_To be done_
The exercise asks for every line of the data to be reproduced exactly.

_Material provided_
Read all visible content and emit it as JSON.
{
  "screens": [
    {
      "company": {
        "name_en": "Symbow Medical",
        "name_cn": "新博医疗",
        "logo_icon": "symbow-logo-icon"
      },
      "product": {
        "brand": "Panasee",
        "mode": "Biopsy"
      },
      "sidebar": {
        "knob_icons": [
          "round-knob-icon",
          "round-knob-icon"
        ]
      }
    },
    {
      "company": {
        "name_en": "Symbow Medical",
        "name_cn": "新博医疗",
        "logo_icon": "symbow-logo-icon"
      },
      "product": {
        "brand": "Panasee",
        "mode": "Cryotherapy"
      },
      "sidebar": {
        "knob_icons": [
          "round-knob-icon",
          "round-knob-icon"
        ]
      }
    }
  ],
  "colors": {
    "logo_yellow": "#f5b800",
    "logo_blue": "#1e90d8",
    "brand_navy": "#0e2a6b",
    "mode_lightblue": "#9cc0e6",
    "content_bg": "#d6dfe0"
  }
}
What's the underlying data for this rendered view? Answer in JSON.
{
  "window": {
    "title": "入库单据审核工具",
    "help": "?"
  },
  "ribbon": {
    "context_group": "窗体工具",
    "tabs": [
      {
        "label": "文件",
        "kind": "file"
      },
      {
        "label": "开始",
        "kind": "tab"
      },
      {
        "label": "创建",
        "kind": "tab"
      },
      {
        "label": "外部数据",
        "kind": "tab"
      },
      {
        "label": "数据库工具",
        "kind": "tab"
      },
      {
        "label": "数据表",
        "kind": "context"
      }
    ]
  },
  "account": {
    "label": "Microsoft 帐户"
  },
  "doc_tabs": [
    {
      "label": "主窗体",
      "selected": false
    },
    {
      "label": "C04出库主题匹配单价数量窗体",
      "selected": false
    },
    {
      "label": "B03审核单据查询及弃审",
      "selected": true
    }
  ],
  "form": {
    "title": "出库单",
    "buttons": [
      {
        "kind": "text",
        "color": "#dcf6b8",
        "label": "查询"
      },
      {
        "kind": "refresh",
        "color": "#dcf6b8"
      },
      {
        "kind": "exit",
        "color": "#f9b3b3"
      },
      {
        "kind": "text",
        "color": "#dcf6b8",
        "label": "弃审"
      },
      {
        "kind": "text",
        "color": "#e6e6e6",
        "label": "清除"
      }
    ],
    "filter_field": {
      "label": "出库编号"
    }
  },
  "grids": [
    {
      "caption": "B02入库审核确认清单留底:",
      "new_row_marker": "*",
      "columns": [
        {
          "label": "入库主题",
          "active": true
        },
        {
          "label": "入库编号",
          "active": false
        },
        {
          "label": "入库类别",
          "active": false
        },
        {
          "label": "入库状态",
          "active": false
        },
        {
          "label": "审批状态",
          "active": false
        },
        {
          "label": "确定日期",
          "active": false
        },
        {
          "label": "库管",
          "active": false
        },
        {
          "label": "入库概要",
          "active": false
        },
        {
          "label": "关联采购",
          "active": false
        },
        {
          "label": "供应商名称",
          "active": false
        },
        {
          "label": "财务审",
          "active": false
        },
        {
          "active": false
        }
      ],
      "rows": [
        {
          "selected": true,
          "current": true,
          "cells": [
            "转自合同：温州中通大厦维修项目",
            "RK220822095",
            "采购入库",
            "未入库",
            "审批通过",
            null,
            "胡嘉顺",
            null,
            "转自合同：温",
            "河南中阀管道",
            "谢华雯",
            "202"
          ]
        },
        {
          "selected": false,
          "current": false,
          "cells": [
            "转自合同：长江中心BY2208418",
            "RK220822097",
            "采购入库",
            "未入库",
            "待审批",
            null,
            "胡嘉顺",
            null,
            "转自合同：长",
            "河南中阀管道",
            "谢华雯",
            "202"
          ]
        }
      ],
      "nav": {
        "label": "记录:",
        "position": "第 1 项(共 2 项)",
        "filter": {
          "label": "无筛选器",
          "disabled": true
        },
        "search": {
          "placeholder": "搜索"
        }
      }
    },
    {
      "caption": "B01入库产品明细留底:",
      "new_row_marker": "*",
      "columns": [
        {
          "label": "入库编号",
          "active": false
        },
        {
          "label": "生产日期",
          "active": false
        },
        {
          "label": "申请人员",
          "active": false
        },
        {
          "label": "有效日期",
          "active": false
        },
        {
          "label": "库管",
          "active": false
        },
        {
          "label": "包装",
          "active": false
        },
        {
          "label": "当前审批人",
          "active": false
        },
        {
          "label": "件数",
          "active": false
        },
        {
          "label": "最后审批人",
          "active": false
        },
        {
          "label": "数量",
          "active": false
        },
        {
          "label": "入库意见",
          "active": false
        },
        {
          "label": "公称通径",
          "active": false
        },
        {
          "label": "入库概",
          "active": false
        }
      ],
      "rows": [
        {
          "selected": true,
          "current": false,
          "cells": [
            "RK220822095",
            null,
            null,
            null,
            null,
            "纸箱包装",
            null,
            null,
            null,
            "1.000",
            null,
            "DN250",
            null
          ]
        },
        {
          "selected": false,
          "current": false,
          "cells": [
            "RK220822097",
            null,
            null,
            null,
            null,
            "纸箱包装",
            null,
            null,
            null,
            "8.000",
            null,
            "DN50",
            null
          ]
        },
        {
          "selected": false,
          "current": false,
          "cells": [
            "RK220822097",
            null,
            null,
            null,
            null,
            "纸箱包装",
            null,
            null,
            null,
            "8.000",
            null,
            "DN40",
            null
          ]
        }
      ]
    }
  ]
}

_Reply_
Read all visible content and emit it as JSON.
{
  "screens": [
    {
      "company": {
        "name_en": "Symbow Medical",
        "name_cn": "新博医疗",
        "logo_icon": "symbow-logo-icon"
      },
      "product": {
        "brand": "Panasee",
        "mode": "Biopsy"
      },
      "sidebar": {
        "knob_icons": [
          "round-knob-icon",
          "round-knob-icon"
        ]
      }
    },
    {
      "company": {
        "name_en": "Symbow Medical",
        "name_cn": "新博医疗",
        "logo_icon": "symbow-logo-icon"
      },
      "product": {
        "brand": "Panasee",
        "mode": "Cryotherapy"
      },
      "sidebar": {
        "knob_icons": [
          "round-knob-icon",
          "round-knob-icon"
        ]
      }
    }
  ],
  "colors": {
    "logo_yellow": "#f5b800",
    "logo_blue": "#1e90d8",
    "brand_navy": "#0e2a6b",
    "mode_lightblue": "#9cc0e6",
    "content_bg": "#d6dfe0"
  }
}
What's the underlying data for this rendered view? Answer in JSON.
{
  "window": {
    "title": "入库单据审核工具",
    "help": "?"
  },
  "ribbon": {
    "context_group": "窗体工具",
    "tabs": [
      {
        "label": "文件",
        "kind": "file"
      },
      {
        "label": "开始",
        "kind": "tab"
      },
      {
        "label": "创建",
        "kind": "tab"
      },
      {
        "label": "外部数据",
        "kind": "tab"
      },
      {
        "label": "数据库工具",
        "kind": "tab"
      },
      {
        "label": "数据表",
        "kind": "context"
      }
    ]
  },
  "account": {
    "label": "Microsoft 帐户"
  },
  "doc_tabs": [
    {
      "label": "主窗体",
      "selected": false
    },
    {
      "label": "C04出库主题匹配单价数量窗体",
      "selected": false
    },
    {
      "label": "B03审核单据查询及弃审",
      "selected": true
    }
  ],
  "form": {
    "title": "出库单",
    "buttons": [
      {
        "kind": "text",
        "color": "#dcf6b8",
        "label": "查询"
      },
      {
        "kind": "refresh",
        "color": "#dcf6b8"
      },
      {
        "kind": "exit",
        "color": "#f9b3b3"
      },
      {
        "kind": "text",
        "color": "#dcf6b8",
        "label": "弃审"
      },
      {
        "kind": "text",
        "color": "#e6e6e6",
        "label": "清除"
      }
    ],
    "filter_field": {
      "label": "出库编号"
    }
  },
  "grids": [
    {
      "caption": "B02入库审核确认清单留底:",
      "new_row_marker": "*",
      "columns": [
        {
          "label": "入库主题",
          "active": true
        },
        {
          "label": "入库编号",
          "active": false
        },
        {
          "label": "入库类别",
          "active": false
        },
        {
          "label": "入库状态",
          "active": false
        },
        {
          "label": "审批状态",
          "active": false
        },
        {
          "label": "确定日期",
          "active": false
        },
        {
          "label": "库管",
          "active": false
        },
        {
          "label": "入库概要",
          "active": false
        },
        {
          "label": "关联采购",
          "active": false
        },
        {
          "label": "供应商名称",
          "active": false
        },
        {
          "label": "财务审",
          "active": false
        },
        {
          "active": false
        }
      ],
      "rows": [
        {
          "selected": true,
          "current": true,
          "cells": [
            "转自合同：温州中通大厦维修项目",
            "RK220822095",
            "采购入库",
            "未入库",
            "审批通过",
            null,
            "胡嘉顺",
            null,
            "转自合同：温",
            "河南中阀管道",
            "谢华雯",
            "202"
          ]
        },
        {
          "selected": false,
          "current": false,
          "cells": [
            "转自合同：长江中心BY2208418",
            "RK220822097",
            "采购入库",
            "未入库",
            "待审批",
            null,
            "胡嘉顺",
            null,
            "转自合同：长",
            "河南中阀管道",
            "谢华雯",
            "202"
          ]
        }
      ],
      "nav": {
        "label": "记录:",
        "position": "第 1 项(共 2 项)",
        "filter": {
          "label": "无筛选器",
          "disabled": true
        },
        "search": {
          "placeholder": "搜索"
        }
      }
    },
    {
      "caption": "B01入库产品明细留底:",
      "new_row_marker": "*",
      "columns": [
        {
          "label": "入库编号",
          "active": false
        },
        {
          "label": "生产日期",
          "active": false
        },
        {
          "label": "申请人员",
          "active": false
        },
        {
          "label": "有效日期",
          "active": false
        },
        {
          "label": "库管",
          "active": false
        },
        {
          "label": "包装",
          "active": false
        },
        {
          "label": "当前审批人",
          "active": false
        },
        {
          "label": "件数",
          "active": false
        },
        {
          "label": "最后审批人",
          "active": false
        },
        {
          "label": "数量",
          "active": false
        },
        {
          "label": "入库意见",
          "active": false
        },
        {
          "label": "公称通径",
          "active": false
        },
        {
          "label": "入库概",
          "active": false
        }
      ],
      "rows": [
        {
          "selected": true,
          "current": false,
          "cells": [
            "RK220822095",
            null,
            null,
            null,
            null,
            "纸箱包装",
            null,
            null,
            null,
            "1.000",
            null,
            "DN250",
            null
          ]
        },
        {
          "selected": false,
          "current": false,
          "cells": [
            "RK220822097",
            null,
            null,
            null,
            null,
            "纸箱包装",
            null,
            null,
            null,
            "8.000",
            null,
            "DN50",
            null
          ]
        },
        {
          "selected": false,
          "current": false,
          "cells": [
            "RK220822097",
            null,
            null,
            null,
            null,
            "纸箱包装",
            null,
            null,
            null,
            "8.000",
            null,
            "DN40",
            null
          ]
        }
      ]
    }
  ]
}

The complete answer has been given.